### The exercise:
Collect every line in the records below that contains the word "What".

[BEGIN]

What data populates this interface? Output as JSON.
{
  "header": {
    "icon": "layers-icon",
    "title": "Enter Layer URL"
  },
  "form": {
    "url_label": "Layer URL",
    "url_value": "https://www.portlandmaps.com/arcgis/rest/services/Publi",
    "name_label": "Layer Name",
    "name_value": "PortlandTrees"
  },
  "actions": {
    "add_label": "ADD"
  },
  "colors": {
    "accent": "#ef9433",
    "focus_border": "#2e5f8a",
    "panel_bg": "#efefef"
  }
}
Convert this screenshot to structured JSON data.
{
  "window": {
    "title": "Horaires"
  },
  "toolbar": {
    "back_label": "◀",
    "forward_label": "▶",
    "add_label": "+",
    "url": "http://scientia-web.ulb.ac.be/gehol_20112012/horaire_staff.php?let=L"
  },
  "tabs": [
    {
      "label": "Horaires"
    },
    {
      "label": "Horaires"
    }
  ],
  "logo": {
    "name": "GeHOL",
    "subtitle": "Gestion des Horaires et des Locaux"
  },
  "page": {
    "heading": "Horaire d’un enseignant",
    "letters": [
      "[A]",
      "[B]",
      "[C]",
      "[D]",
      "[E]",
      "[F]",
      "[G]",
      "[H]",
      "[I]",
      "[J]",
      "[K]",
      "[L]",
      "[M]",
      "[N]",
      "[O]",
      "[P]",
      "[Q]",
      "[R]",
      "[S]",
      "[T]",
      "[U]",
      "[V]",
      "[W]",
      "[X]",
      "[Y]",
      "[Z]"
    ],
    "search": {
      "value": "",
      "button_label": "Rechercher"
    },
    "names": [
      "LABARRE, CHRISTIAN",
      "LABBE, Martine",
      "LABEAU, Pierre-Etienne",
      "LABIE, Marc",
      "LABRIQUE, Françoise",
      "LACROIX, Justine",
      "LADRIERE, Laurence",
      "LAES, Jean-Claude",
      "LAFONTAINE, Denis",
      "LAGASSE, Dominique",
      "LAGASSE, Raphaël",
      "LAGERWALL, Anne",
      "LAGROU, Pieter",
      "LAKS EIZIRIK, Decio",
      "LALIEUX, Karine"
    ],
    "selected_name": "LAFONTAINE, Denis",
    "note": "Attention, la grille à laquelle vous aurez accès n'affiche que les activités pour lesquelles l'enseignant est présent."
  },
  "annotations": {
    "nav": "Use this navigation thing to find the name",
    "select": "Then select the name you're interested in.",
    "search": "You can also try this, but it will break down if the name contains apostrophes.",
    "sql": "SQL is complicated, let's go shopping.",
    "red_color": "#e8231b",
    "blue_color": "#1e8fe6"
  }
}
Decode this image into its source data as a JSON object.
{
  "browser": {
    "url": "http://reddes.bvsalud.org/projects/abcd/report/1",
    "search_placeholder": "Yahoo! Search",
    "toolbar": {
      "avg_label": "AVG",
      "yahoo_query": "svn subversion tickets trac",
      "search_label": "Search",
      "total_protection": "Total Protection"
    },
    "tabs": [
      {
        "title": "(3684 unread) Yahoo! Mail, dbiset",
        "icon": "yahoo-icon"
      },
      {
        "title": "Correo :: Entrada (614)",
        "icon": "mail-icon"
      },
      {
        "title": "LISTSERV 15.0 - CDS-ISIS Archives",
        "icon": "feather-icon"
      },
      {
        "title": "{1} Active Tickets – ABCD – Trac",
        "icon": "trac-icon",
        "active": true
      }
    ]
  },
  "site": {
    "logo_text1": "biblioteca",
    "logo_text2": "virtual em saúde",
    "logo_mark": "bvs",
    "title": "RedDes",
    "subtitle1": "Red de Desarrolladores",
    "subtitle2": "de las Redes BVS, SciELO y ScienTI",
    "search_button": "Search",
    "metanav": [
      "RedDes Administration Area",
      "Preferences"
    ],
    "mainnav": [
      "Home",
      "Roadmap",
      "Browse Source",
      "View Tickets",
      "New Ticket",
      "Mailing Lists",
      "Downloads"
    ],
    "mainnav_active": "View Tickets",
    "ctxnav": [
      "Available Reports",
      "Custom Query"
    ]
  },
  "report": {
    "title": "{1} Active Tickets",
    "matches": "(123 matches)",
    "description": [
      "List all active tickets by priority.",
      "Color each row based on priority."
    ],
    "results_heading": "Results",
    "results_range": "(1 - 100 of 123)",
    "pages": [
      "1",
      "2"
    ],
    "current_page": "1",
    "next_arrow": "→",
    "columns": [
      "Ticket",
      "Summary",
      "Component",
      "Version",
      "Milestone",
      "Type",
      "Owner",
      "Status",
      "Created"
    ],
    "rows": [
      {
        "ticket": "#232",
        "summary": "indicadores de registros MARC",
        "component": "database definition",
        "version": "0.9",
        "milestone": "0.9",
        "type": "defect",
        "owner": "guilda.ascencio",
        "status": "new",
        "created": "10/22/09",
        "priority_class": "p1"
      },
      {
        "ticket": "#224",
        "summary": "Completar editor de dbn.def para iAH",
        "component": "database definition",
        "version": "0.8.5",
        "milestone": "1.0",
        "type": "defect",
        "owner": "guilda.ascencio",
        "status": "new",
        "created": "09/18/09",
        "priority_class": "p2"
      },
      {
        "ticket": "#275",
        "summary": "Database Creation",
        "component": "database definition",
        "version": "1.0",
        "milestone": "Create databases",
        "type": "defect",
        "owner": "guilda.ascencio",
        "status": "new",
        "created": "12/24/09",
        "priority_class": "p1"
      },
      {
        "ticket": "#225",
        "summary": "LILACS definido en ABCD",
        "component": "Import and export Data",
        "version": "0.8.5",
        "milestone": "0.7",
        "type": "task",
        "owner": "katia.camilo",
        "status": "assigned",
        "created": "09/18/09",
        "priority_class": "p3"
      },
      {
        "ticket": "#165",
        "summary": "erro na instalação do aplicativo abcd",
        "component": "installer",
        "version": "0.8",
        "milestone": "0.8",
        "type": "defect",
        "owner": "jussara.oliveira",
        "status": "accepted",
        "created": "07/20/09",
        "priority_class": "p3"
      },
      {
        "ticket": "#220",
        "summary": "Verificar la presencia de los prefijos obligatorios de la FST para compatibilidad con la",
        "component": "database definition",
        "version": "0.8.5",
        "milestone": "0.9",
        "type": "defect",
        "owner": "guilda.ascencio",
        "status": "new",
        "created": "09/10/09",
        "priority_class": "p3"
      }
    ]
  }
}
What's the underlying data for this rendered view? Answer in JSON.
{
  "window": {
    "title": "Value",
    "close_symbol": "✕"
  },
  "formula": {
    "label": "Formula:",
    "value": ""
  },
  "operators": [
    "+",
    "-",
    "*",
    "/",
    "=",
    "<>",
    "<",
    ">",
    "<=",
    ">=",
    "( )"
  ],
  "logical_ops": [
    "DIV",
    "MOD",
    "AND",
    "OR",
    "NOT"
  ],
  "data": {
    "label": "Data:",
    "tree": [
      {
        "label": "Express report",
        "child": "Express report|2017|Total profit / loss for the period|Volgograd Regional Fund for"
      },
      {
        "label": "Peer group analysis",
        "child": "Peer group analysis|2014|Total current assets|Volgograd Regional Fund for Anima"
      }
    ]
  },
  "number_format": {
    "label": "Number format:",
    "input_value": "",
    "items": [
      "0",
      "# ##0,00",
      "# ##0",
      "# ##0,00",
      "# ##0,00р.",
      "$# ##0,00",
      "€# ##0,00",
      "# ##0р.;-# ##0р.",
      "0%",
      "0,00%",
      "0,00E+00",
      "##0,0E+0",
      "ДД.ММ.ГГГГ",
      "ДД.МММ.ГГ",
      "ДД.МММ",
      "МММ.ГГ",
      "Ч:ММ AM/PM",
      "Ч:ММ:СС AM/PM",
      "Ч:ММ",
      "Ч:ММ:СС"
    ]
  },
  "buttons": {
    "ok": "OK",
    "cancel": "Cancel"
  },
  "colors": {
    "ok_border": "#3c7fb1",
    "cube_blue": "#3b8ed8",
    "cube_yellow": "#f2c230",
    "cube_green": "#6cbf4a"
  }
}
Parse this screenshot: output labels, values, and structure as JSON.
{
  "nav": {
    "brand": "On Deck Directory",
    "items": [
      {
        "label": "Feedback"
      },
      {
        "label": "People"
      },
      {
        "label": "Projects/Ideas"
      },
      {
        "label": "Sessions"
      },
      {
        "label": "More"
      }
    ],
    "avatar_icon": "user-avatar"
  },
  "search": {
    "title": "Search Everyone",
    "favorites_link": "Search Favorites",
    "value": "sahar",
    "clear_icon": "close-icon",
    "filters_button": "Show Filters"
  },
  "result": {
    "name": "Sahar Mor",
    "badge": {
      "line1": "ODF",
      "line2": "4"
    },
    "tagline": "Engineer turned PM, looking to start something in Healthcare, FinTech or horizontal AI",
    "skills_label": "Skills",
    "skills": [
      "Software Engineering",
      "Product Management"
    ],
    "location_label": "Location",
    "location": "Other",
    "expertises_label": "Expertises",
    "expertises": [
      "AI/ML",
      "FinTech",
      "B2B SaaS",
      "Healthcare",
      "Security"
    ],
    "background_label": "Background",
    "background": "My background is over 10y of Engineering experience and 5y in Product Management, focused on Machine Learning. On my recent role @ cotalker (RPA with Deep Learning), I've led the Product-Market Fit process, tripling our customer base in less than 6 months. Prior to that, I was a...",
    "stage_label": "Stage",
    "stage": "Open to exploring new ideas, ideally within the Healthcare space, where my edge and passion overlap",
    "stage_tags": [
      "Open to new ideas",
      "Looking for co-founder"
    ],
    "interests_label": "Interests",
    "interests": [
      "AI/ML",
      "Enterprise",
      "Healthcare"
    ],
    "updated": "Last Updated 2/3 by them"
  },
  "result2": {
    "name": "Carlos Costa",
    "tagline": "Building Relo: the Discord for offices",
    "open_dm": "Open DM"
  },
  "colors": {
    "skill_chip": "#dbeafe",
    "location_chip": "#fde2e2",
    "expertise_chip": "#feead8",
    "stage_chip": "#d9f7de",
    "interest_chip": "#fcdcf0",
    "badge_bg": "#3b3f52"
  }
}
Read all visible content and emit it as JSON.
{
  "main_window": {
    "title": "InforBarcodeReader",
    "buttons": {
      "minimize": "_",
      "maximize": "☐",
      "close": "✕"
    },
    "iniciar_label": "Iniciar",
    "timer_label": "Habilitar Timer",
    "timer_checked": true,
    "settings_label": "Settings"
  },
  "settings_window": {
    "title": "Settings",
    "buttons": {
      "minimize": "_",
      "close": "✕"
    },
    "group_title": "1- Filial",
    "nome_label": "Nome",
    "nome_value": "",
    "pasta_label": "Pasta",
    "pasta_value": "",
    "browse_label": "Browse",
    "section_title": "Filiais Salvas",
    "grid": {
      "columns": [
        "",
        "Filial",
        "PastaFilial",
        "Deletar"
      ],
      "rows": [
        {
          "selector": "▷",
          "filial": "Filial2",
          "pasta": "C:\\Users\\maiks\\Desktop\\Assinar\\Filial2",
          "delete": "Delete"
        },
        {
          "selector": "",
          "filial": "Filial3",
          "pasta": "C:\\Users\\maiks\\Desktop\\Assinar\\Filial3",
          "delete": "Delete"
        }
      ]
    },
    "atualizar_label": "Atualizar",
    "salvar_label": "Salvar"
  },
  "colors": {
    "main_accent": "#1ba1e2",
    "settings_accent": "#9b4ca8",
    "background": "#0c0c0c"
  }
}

[END]

### Result:
What data populates this interface? Output as JSON.
What's the underlying data for this rendered view? Answer in JSON.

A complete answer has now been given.